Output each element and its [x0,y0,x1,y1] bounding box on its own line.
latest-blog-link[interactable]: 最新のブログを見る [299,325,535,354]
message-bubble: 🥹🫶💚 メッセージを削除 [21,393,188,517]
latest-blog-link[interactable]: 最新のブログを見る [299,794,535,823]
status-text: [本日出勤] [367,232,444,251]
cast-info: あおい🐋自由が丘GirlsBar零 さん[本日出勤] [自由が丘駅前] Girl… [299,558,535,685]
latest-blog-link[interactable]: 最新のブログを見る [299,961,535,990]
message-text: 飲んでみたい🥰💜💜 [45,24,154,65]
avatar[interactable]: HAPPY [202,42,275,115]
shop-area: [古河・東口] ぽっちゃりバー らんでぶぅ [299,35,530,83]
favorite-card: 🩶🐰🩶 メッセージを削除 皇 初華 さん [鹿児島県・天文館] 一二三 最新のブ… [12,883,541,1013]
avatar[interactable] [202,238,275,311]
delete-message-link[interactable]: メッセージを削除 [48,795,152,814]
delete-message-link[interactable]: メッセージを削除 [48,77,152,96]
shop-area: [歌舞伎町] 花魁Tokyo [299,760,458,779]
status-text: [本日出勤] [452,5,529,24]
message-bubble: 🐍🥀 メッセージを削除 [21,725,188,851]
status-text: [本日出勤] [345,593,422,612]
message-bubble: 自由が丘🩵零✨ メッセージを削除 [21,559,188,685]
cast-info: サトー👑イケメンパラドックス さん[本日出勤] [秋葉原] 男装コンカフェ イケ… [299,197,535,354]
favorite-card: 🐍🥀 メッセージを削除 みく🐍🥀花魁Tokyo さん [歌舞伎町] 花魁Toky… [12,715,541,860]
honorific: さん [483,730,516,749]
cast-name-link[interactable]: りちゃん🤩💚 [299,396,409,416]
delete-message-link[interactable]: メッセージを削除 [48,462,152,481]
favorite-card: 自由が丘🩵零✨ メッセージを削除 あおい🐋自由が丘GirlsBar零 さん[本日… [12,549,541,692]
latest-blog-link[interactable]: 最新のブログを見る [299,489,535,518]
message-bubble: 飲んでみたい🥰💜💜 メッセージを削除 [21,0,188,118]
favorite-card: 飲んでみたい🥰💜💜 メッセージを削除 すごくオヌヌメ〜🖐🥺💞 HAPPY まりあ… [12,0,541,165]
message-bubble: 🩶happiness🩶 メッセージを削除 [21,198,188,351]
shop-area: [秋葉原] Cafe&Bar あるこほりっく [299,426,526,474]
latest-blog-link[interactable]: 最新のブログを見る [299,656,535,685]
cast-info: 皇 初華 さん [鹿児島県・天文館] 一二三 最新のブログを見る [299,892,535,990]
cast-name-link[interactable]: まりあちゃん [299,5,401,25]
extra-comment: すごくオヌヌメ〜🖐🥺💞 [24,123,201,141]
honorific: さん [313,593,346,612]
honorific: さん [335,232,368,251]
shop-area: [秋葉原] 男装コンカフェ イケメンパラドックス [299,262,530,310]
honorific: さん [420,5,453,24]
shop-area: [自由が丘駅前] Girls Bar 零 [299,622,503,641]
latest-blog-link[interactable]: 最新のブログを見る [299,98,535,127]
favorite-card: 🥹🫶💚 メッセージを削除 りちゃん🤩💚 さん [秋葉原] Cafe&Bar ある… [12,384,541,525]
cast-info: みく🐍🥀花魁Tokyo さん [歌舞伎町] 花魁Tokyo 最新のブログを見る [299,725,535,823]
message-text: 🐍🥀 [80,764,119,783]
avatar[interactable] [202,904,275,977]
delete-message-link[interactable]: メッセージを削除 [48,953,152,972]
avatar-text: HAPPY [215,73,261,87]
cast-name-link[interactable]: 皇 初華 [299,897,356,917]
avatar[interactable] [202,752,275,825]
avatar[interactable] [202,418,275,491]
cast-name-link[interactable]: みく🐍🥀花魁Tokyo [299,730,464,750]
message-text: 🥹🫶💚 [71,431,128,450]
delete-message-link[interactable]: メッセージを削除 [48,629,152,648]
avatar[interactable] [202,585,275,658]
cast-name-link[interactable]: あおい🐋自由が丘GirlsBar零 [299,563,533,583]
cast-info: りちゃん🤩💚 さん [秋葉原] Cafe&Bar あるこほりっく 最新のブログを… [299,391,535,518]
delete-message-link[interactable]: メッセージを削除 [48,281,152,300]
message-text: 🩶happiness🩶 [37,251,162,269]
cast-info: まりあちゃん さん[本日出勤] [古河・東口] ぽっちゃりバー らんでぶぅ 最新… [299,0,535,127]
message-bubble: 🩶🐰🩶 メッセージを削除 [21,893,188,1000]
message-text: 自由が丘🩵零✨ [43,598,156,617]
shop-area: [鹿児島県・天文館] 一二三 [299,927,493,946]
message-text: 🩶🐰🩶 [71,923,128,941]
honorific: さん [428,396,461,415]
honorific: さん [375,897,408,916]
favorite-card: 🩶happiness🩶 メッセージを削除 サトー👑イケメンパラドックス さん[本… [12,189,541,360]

★ ★ ★ ★ ★

* **短い課題**
上の一覧のすべての行を、一行につき一つの文字列にして、JSONのリストに変えてください。空行は入れないでください。

* **課題への回答**
[
  "Output each element and its [x0,y0,x1,y1] bounding box on its own line.",
  "latest-blog-link[interactable]: 最新のブログを見る [299,325,535,354]",
  "message-bubble: 🥹🫶💚 メッセージを削除 [21,393,188,517]",
  "latest-blog-link[interactable]: 最新のブログを見る [299,794,535,823]",
  "status-text: [本日出勤] [367,232,444,251]",
  "cast-info: あおい🐋自由が丘GirlsBar零 さん[本日出勤] [自由が丘駅前] Girl… [299,558,535,685]",
  "latest-blog-link[interactable]: 最新のブログを見る [299,961,535,990]",
  "message-text: 飲んでみたい🥰💜💜 [45,24,154,65]",
  "avatar[interactable]: HAPPY [202,42,275,115]",
  "shop-area: [古河・東口] ぽっちゃりバー らんでぶぅ [299,35,530,83]",
  "favorite-card: 🩶🐰🩶 メッセージを削除 皇 初華 さん [鹿児島県・天文館] 一二三 最新のブ… [12,883,541,1013]",
  "avatar[interactable] [202,238,275,311]",
  "delete-message-link[interactable]: メッセージを削除 [48,795,152,814]",
  "delete-message-link[interactable]: メッセージを削除 [48,77,152,96]",
  "shop-area: [歌舞伎町] 花魁Tokyo [299,760,458,779]",
  "status-text: [本日出勤] [452,5,529,24]",
  "message-bubble: 🐍🥀 メッセージを削除 [21,725,188,851]",
  "status-text: [本日出勤] [345,593,422,612]",
  "message-bubble: 自由が丘🩵零✨ メッセージを削除 [21,559,188,685]",
  "cast-info: サトー👑イケメンパラドックス さん[本日出勤] [秋葉原] 男装コンカフェ イケ… [299,197,535,354]",
  "favorite-card: 🐍🥀 メッセージを削除 みく🐍🥀花魁Tokyo さん [歌舞伎町] 花魁Toky… [12,715,541,860]",
  "honorific: さん [483,730,516,749]",
  "cast-name-link[interactable]: りちゃん🤩💚 [299,396,409,416]",
  "delete-message-link[interactable]: メッセージを削除 [48,462,152,481]",
  "favorite-card: 自由が丘🩵零✨ メッセージを削除 あおい🐋自由が丘GirlsBar零 さん[本日… [12,549,541,692]",
  "latest-blog-link[interactable]: 最新のブログを見る [299,489,535,518]",
  "message-bubble: 飲んでみたい🥰💜💜 メッセージを削除 [21,0,188,118]",
  "favorite-card: 飲んでみたい🥰💜💜 メッセージを削除 すごくオヌヌメ〜🖐🥺💞 HAPPY まりあ… [12,0,541,165]",
  "message-bubble: 🩶happiness🩶 メッセージを削除 [21,198,188,351]",
  "shop-area: [秋葉原] Cafe&Bar あるこほりっく [299,426,526,474]",
  "latest-blog-link[interactable]: 最新のブログを見る [299,656,535,685]",
  "cast-info: 皇 初華 さん [鹿児島県・天文館] 一二三 最新のブログを見る [299,892,535,990]",
  "cast-name-link[interactable]: まりあちゃん [299,5,401,25]",
  "extra-comment: すごくオヌヌメ〜🖐🥺💞 [24,123,201,141]",
  "honorific: さん [313,593,346,612]",
  "honorific: さん [335,232,368,251]",
  "shop-area: [秋葉原] 男装コンカフェ イケメンパラドックス [299,262,530,310]",
  "honorific: さん [420,5,453,24]",
  "shop-area: [自由が丘駅前] Girls Bar 零 [299,622,503,641]",
  "latest-blog-link[interactable]: 最新のブログを見る [299,98,535,127]",
  "favorite-card: 🥹🫶💚 メッセージを削除 りちゃん🤩💚 さん [秋葉原] Cafe&Bar ある… [12,384,541,525]",
  "cast-info: みく🐍🥀花魁Tokyo さん [歌舞伎町] 花魁Tokyo 最新のブログを見る [299,725,535,823]",
  "message-text: 🐍🥀 [80,764,119,783]",
  "avatar[interactable] [202,904,275,977]",
  "delete-message-link[interactable]: メッセージを削除 [48,953,152,972]",
  "avatar-text: HAPPY [215,73,261,87]",
  "cast-name-link[interactable]: 皇 初華 [299,897,356,917]",
  "avatar[interactable] [202,752,275,825]",
  "avatar[interactable] [202,418,275,491]",
  "cast-name-link[interactable]: みく🐍🥀花魁Tokyo [299,730,464,750]",
  "message-text: 🥹🫶💚 [71,431,128,450]",
  "delete-message-link[interactable]: メッセージを削除 [48,629,152,648]",
  "avatar[interactable] [202,585,275,658]",
  "cast-name-link[interactable]: あおい🐋自由が丘GirlsBar零 [299,563,533,583]",
  "cast-info: りちゃん🤩💚 さん [秋葉原] Cafe&Bar あるこほりっく 最新のブログを… [299,391,535,518]",
  "delete-message-link[interactable]: メッセージを削除 [48,281,152,300]",
  "message-text: 🩶happiness🩶 [37,251,162,269]",
  "cast-info: まりあちゃん さん[本日出勤] [古河・東口] ぽっちゃりバー らんでぶぅ 最新… [299,0,535,127]",
  "message-bubble: 🩶🐰🩶 メッセージを削除 [21,893,188,1000]",
  "message-text: 自由が丘🩵零✨ [43,598,156,617]",
  "shop-area: [鹿児島県・天文館] 一二三 [299,927,493,946]",
  "message-text: 🩶🐰🩶 [71,923,128,941]",
  "honorific: さん [428,396,461,415]",
  "honorific: さん [375,897,408,916]",
  "favorite-card: 🩶happiness🩶 メッセージを削除 サトー👑イケメンパラドックス さん[本… [12,189,541,360]"
]